>> START Information given

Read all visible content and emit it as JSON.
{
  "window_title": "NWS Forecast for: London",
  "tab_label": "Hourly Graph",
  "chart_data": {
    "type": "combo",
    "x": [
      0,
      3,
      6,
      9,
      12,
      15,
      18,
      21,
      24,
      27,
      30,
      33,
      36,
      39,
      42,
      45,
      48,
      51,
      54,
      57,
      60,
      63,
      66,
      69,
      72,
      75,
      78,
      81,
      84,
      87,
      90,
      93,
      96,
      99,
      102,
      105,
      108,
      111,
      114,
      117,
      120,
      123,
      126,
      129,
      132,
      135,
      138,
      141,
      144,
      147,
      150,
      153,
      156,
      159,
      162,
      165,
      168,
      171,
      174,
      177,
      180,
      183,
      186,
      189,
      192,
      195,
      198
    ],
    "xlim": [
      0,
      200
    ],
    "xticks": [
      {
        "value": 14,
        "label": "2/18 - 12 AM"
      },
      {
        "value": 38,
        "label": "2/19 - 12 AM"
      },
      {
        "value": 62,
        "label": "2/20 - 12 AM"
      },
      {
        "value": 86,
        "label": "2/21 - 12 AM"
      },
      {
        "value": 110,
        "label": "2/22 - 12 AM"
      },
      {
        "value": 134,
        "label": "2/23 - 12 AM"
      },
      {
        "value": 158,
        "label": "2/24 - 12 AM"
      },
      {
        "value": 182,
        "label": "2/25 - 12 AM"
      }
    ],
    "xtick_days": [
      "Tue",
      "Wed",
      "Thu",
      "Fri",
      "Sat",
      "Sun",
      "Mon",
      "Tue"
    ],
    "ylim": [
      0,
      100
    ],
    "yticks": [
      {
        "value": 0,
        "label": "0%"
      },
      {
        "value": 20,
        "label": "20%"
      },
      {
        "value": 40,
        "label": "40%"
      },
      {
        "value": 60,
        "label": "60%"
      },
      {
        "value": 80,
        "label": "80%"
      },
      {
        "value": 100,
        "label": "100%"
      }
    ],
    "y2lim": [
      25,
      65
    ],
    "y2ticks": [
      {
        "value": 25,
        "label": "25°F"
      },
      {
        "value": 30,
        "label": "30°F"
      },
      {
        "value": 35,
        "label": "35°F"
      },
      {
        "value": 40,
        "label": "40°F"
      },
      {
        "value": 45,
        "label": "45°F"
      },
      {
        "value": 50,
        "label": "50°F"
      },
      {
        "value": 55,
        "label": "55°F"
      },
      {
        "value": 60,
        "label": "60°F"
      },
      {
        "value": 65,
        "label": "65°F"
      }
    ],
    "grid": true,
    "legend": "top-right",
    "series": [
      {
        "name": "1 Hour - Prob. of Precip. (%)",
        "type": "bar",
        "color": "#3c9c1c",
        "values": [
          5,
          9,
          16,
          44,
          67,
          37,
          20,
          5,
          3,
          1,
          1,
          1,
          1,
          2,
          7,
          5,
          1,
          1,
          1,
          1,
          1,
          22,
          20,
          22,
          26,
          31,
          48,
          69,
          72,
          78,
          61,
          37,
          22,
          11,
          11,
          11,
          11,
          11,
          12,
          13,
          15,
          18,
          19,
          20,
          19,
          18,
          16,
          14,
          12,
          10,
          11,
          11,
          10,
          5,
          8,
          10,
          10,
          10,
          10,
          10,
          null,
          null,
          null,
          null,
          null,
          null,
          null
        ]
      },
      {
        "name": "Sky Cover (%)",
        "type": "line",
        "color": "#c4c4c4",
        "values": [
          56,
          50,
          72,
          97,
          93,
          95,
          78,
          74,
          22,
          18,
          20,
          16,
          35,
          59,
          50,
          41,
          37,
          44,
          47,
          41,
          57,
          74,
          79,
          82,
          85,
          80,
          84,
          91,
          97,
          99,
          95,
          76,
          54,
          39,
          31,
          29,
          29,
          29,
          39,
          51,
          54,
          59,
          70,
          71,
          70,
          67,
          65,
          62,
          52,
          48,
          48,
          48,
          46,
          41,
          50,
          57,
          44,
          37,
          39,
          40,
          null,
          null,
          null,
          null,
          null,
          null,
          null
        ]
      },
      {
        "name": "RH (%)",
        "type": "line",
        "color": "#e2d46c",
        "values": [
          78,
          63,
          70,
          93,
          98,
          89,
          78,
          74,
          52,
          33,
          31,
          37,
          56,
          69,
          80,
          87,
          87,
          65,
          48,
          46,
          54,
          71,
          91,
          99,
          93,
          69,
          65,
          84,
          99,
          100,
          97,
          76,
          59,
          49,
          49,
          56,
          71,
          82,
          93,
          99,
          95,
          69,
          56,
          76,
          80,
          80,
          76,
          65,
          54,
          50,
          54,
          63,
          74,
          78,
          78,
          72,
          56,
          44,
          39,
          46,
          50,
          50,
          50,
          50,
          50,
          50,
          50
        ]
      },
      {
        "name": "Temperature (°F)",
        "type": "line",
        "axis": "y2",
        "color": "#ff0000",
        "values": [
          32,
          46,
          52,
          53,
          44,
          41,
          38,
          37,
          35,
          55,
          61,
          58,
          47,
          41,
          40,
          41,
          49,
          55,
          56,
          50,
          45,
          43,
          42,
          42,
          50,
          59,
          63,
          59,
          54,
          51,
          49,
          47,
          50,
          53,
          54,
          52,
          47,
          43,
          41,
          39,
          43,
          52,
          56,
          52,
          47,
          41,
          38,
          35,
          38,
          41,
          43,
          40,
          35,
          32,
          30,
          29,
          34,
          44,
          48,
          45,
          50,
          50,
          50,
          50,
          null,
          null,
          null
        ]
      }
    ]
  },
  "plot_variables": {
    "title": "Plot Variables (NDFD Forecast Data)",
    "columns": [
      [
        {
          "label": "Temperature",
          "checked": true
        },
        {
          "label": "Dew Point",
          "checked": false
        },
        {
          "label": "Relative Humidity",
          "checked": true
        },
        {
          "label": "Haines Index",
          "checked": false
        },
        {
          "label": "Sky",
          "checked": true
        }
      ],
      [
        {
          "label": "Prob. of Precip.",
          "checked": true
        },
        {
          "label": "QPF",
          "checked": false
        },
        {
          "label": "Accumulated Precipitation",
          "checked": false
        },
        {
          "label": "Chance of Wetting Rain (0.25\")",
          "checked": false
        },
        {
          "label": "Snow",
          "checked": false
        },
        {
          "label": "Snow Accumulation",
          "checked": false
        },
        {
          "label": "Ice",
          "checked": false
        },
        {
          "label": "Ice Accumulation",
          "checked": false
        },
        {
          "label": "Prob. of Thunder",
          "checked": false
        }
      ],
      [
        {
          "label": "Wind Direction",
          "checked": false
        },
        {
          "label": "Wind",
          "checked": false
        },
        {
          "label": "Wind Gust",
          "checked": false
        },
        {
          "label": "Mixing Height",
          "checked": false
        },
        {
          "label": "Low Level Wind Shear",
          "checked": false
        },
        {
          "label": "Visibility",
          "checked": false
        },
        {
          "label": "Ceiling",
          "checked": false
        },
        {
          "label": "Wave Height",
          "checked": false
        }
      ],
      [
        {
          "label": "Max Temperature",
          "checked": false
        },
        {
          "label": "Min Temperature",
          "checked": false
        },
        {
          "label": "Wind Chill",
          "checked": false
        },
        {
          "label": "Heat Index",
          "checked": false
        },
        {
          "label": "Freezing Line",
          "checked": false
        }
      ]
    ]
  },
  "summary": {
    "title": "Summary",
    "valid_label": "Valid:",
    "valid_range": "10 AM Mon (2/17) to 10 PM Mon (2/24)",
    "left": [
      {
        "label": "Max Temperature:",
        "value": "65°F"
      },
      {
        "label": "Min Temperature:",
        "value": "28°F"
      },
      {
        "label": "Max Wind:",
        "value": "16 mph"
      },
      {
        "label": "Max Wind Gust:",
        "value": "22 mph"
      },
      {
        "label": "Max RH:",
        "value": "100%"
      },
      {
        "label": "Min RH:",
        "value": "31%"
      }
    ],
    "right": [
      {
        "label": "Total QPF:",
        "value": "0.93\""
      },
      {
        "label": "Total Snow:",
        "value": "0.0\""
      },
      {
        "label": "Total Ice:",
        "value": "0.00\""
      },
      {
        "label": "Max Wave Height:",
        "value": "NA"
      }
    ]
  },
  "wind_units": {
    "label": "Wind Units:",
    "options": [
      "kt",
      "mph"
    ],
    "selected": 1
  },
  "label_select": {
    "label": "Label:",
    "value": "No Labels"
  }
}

>> END Information given

Show each line of the listing that holds the string "Prob".

        "name": "1 Hour - Prob. of Precip. (%)",
          "label": "Prob. of Precip.",
          "label": "Prob. of Thunder",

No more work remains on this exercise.